Stated task:
Extract the text of each entry below exactly, leaving every image behind.

Data for this exercise:
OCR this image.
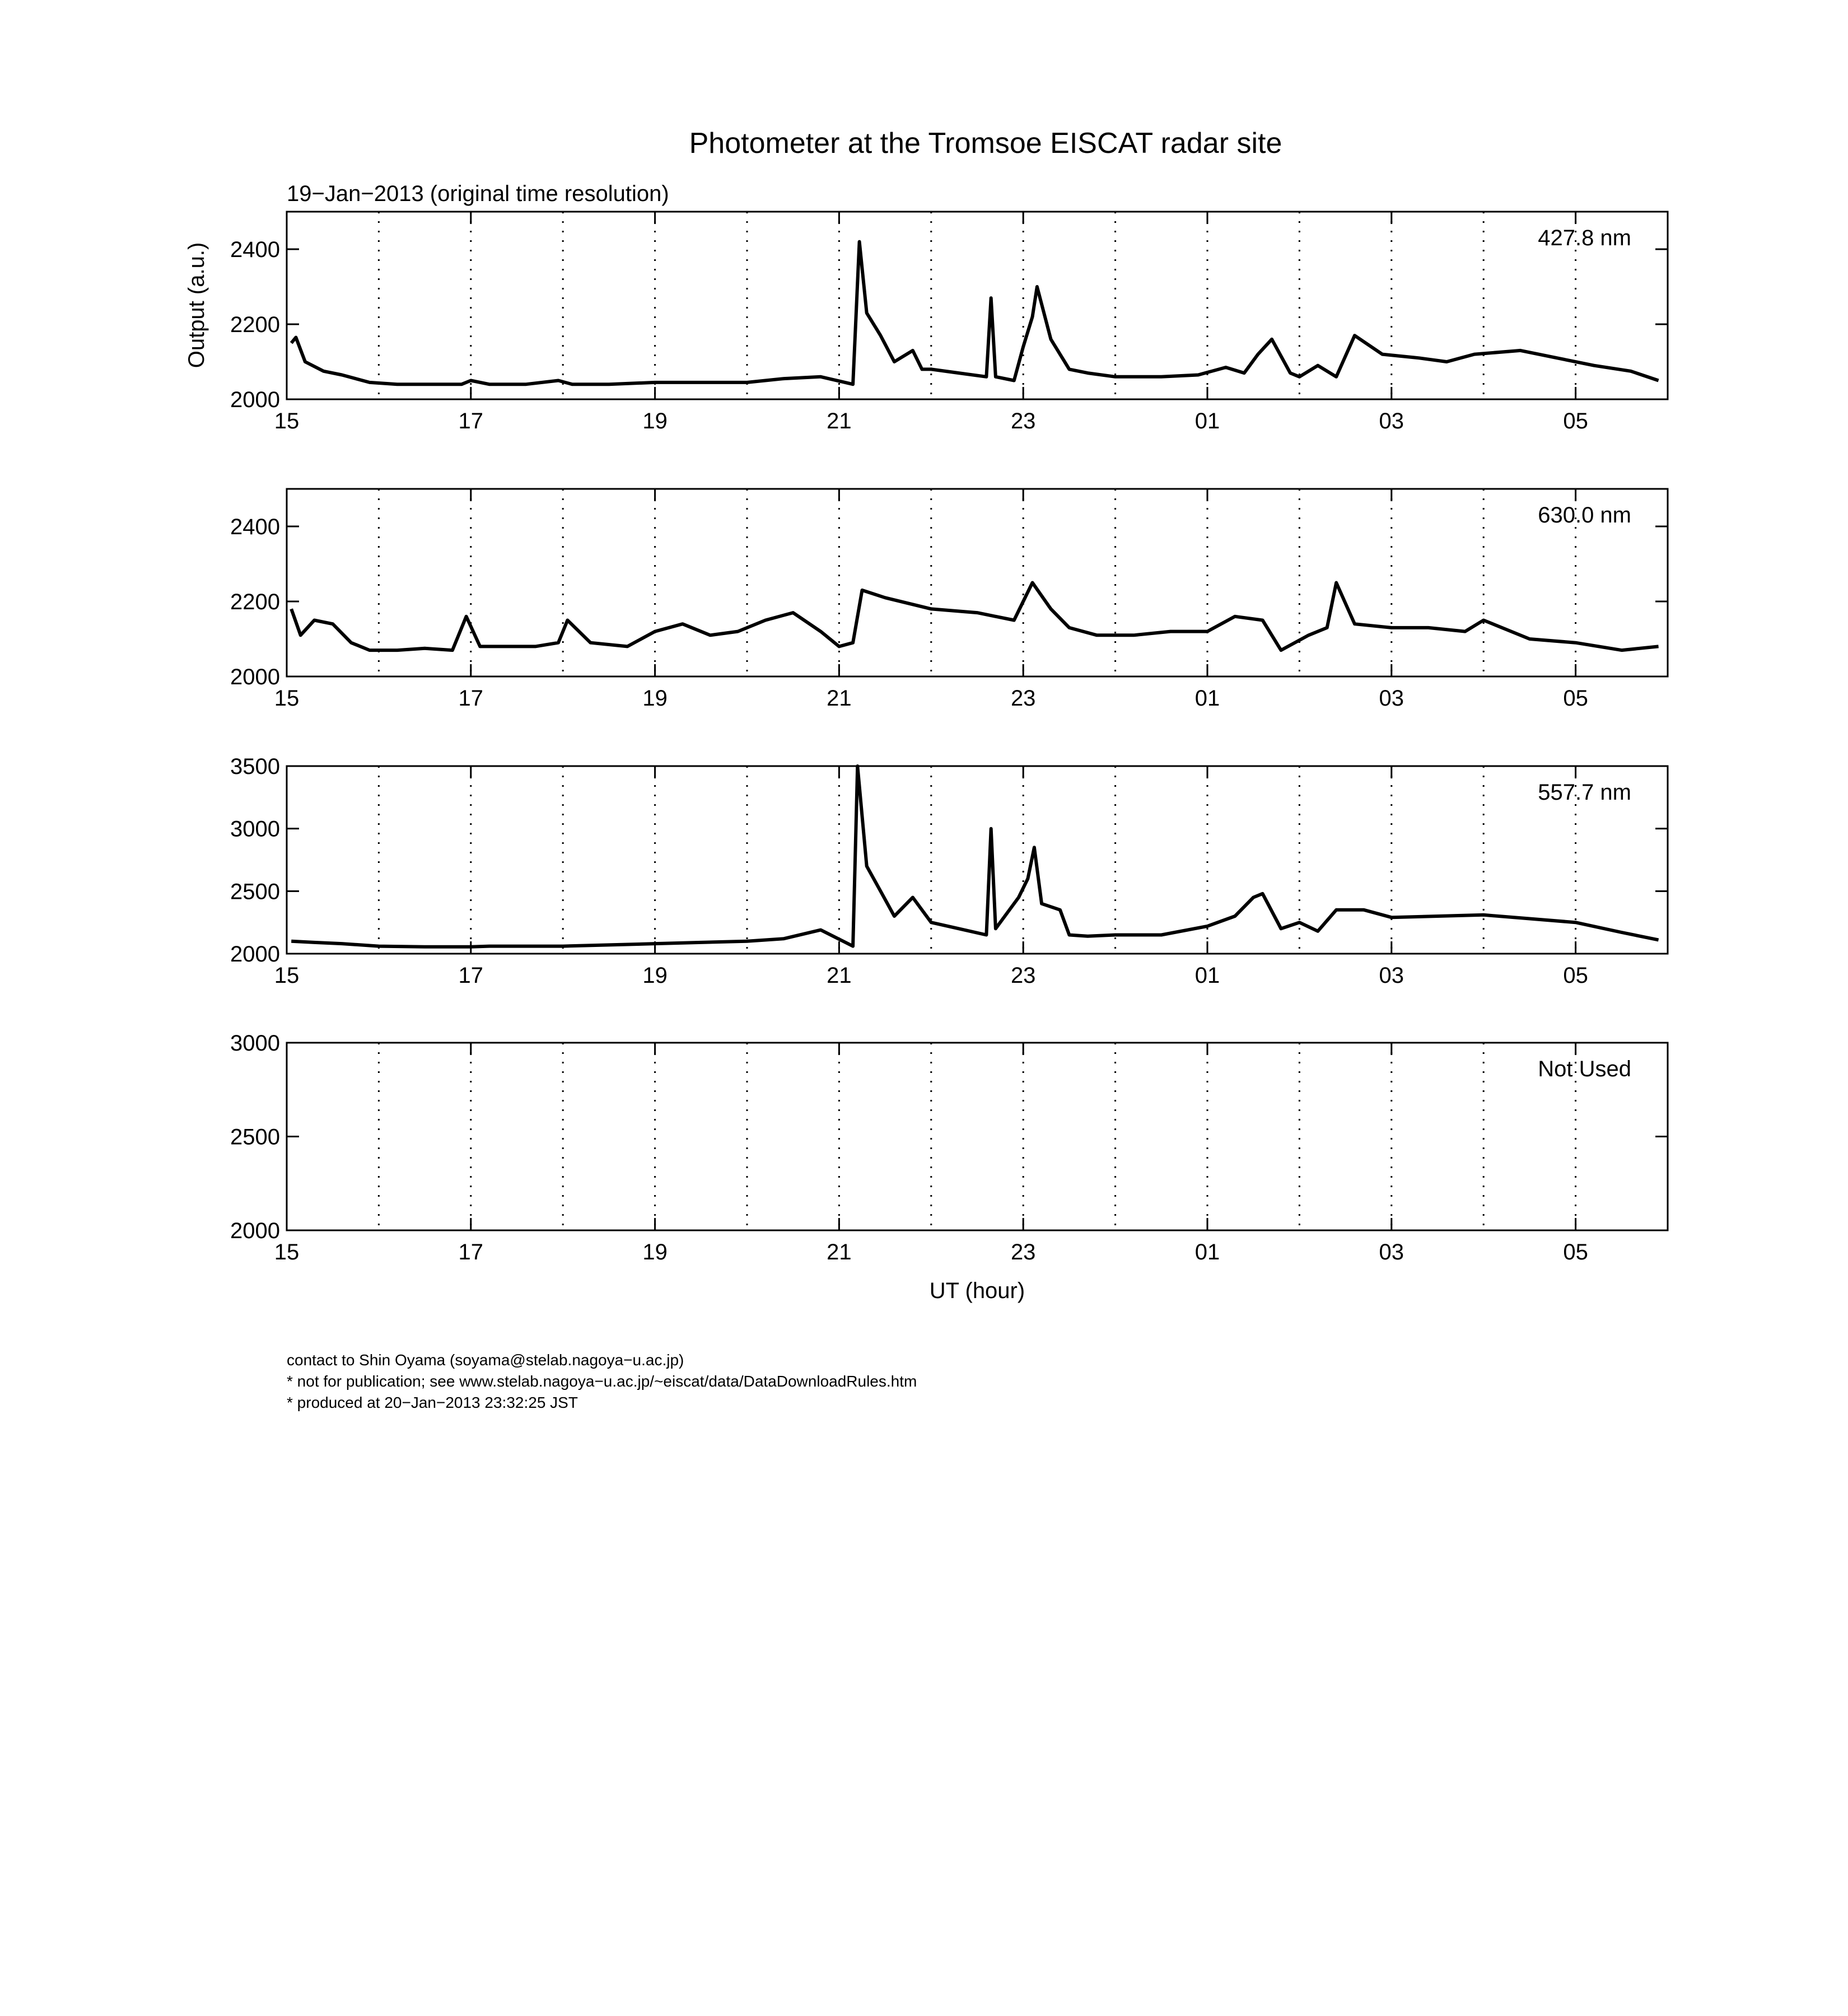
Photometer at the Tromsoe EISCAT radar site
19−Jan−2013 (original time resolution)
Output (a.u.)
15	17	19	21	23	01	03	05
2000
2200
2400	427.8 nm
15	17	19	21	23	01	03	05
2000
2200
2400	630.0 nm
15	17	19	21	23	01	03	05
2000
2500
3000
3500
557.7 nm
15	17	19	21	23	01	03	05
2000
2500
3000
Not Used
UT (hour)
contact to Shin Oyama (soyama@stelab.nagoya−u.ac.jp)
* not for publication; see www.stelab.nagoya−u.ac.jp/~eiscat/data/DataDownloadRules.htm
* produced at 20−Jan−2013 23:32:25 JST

Answer to this task:
OCR this image.
Photometer at the Tromsoe EISCAT radar site
19−Jan−2013 (original time resolution)
Output (a.u.)
15	17	19	21	23	01	03	05
2000
2200
2400	427.8 nm
15	17	19	21	23	01	03	05
2000
2200
2400	630.0 nm
15	17	19	21	23	01	03	05
2000
2500
3000
3500
557.7 nm
15	17	19	21	23	01	03	05
2000
2500
3000
Not Used
UT (hour)
contact to Shin Oyama (soyama@stelab.nagoya−u.ac.jp)
* not for publication; see www.stelab.nagoya−u.ac.jp/~eiscat/data/DataDownloadRules.htm
* produced at 20−Jan−2013 23:32:25 JST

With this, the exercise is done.